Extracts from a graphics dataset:
┏━━

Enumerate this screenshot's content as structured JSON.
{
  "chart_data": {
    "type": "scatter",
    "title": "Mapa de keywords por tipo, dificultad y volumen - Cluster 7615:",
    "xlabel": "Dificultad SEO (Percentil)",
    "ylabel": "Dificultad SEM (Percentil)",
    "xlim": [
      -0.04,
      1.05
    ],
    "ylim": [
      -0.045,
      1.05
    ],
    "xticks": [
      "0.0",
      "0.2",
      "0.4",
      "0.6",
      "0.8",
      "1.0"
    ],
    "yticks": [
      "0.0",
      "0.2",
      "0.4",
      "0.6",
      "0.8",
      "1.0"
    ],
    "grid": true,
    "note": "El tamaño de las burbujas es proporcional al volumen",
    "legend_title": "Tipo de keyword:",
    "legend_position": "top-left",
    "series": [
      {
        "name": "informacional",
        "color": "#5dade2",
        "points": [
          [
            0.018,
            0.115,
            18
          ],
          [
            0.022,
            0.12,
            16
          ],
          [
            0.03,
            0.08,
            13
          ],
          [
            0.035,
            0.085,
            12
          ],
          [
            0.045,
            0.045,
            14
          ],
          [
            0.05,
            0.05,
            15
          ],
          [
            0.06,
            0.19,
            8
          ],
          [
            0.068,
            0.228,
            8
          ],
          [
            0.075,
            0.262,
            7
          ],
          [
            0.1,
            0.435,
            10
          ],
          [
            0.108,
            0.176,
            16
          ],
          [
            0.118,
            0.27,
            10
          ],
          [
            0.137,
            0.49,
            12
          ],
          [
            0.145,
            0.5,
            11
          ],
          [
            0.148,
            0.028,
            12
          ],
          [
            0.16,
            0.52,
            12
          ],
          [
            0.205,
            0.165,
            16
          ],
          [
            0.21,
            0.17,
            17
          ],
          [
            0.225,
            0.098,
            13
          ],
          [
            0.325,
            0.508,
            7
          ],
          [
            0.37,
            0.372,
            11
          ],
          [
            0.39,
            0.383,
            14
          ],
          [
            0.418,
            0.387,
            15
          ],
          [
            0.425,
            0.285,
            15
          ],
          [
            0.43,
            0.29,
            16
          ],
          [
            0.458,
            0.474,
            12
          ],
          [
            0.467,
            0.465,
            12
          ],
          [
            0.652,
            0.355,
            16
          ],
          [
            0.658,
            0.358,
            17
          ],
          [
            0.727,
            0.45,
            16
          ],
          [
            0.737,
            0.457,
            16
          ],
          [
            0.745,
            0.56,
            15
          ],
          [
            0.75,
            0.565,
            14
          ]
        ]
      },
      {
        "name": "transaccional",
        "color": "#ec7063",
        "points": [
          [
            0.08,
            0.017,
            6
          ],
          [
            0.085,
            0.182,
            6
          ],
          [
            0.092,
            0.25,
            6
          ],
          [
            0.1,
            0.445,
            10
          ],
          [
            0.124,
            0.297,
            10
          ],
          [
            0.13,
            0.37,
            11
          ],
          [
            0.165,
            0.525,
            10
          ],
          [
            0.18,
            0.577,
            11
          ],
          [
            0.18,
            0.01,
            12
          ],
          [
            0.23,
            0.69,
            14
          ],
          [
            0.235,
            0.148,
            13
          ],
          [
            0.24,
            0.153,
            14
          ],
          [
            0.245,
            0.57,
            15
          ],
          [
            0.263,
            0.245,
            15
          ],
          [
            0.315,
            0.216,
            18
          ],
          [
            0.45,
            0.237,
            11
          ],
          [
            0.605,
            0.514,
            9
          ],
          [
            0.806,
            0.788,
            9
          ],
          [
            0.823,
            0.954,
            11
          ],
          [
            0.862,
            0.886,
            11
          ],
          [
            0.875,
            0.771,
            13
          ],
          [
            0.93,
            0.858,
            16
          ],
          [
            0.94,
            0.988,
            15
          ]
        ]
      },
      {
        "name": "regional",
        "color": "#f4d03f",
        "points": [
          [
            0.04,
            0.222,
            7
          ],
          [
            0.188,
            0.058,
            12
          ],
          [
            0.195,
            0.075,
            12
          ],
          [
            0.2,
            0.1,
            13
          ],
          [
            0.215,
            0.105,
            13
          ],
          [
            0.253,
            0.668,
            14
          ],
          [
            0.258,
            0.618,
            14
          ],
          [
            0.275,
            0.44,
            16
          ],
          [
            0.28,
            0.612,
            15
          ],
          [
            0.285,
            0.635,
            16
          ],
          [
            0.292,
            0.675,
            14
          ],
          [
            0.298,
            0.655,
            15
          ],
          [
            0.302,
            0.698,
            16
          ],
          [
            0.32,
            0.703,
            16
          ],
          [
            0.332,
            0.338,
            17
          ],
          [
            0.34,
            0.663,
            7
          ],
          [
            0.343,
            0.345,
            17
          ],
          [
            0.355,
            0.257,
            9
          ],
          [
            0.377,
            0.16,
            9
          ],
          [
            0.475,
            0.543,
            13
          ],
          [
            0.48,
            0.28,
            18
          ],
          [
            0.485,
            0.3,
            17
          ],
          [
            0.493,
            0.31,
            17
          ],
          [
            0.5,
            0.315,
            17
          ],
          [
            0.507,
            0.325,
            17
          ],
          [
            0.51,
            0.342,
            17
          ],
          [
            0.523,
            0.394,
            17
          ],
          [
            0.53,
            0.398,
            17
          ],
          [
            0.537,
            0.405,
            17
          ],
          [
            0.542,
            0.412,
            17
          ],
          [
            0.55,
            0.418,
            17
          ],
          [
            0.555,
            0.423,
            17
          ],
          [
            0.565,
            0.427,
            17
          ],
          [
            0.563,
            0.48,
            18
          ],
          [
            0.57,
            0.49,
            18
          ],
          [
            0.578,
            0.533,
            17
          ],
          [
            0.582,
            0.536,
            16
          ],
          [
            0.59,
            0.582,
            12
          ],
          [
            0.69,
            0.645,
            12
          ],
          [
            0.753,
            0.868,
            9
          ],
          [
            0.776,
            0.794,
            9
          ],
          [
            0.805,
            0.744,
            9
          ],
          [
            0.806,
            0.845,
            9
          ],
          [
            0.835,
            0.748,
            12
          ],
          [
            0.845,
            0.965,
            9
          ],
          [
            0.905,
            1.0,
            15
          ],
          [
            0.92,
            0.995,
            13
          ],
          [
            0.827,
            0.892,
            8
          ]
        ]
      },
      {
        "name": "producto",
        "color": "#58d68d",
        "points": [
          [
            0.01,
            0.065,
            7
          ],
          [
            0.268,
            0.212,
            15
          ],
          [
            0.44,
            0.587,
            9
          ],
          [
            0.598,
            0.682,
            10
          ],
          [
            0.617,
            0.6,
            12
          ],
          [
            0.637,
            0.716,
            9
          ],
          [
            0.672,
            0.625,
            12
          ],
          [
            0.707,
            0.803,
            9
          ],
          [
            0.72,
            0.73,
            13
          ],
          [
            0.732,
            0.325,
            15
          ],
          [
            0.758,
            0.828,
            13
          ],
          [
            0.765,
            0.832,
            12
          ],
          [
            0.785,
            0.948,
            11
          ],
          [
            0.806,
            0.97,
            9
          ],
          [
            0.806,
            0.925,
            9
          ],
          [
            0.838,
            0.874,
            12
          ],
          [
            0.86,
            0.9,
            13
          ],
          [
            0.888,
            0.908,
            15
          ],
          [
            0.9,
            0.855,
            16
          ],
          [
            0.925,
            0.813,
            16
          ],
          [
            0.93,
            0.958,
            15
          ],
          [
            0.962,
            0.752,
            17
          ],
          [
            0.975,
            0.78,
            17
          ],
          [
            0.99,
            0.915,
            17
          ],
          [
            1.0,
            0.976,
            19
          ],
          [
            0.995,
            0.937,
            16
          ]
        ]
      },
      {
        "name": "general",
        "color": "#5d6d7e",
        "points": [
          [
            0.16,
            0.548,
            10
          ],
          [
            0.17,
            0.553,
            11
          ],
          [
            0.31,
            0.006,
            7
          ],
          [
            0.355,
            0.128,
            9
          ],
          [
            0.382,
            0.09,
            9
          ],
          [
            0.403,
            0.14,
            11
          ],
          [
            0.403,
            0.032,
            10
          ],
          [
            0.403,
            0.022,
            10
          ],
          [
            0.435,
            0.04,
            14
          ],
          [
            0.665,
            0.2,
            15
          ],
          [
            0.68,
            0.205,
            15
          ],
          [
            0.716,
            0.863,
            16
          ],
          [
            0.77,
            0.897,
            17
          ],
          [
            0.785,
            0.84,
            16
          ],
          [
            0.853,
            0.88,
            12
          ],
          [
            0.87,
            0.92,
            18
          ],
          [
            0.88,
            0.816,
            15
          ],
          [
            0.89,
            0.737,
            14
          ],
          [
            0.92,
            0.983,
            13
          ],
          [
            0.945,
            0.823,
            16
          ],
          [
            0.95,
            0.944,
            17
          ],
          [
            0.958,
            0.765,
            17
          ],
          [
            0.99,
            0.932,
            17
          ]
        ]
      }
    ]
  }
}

┗━━
┏━━

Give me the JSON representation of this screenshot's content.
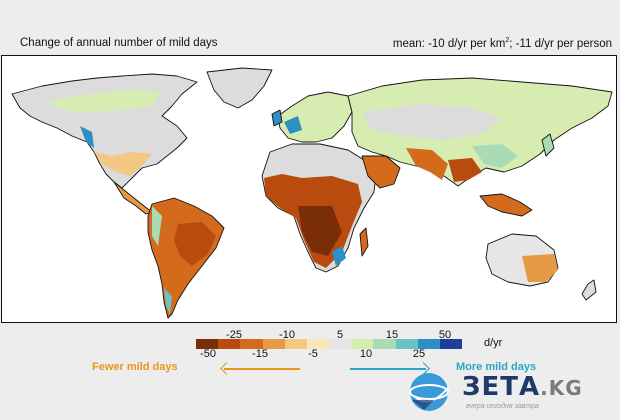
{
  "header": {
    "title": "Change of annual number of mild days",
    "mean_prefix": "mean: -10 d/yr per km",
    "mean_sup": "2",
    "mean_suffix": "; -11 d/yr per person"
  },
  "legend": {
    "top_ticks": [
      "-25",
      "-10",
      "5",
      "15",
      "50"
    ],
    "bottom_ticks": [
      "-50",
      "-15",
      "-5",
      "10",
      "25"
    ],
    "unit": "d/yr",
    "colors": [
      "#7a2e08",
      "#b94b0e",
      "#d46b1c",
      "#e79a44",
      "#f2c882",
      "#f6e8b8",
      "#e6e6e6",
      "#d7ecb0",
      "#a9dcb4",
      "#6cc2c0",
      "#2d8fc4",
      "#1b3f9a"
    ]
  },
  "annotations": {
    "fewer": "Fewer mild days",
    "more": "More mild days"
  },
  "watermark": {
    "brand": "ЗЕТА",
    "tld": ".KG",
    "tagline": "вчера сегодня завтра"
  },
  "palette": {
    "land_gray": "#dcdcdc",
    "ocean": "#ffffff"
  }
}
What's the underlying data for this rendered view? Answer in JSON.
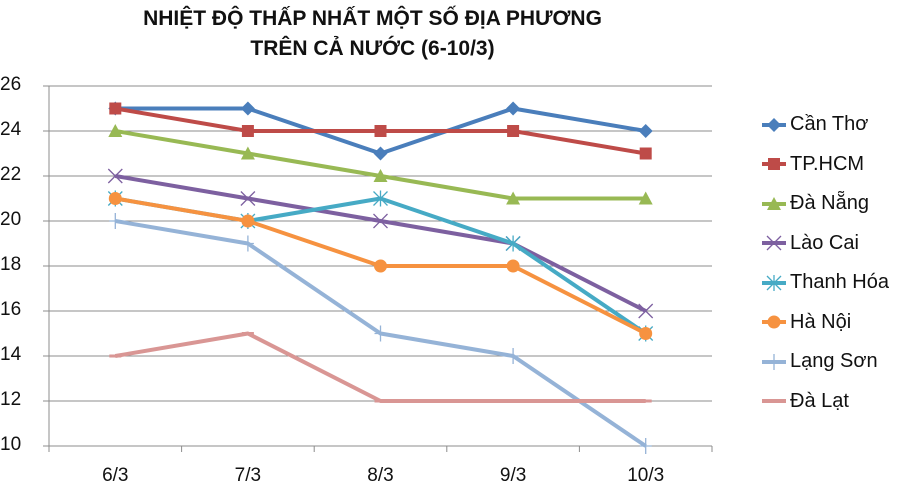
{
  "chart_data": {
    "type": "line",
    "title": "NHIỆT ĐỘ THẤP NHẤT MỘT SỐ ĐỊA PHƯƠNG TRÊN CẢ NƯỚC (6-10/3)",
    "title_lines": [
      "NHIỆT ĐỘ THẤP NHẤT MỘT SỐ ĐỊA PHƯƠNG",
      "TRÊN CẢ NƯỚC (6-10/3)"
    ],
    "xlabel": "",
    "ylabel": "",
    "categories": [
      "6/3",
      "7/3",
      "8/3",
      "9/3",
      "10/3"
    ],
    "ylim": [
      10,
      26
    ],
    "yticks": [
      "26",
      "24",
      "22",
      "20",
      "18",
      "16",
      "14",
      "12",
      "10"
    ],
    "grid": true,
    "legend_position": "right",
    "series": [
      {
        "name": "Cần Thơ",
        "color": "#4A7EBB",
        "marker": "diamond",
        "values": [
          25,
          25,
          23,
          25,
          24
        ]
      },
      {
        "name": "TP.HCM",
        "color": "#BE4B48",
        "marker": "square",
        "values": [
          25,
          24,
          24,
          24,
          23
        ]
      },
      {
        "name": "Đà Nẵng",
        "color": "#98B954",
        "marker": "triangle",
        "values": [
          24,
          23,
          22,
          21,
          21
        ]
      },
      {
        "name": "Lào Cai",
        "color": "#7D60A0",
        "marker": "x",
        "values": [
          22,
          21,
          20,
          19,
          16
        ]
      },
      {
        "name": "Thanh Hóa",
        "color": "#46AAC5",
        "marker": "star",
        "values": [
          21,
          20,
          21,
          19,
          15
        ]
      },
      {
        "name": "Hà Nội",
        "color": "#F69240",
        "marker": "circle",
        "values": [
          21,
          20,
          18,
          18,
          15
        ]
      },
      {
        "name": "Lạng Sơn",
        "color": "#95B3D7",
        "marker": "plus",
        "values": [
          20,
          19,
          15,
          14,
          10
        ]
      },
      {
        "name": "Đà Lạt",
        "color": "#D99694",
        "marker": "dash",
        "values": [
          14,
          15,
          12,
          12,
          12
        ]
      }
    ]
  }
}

┗━━

WHAT IS REQUIRED: Find the lines with the string "mild" and reproduce them.

PROBLEM SOLUTION:
    "title": "Change of annual number of mild days",
    "fewer": "Fewer mild days",
    "more": "More mild days"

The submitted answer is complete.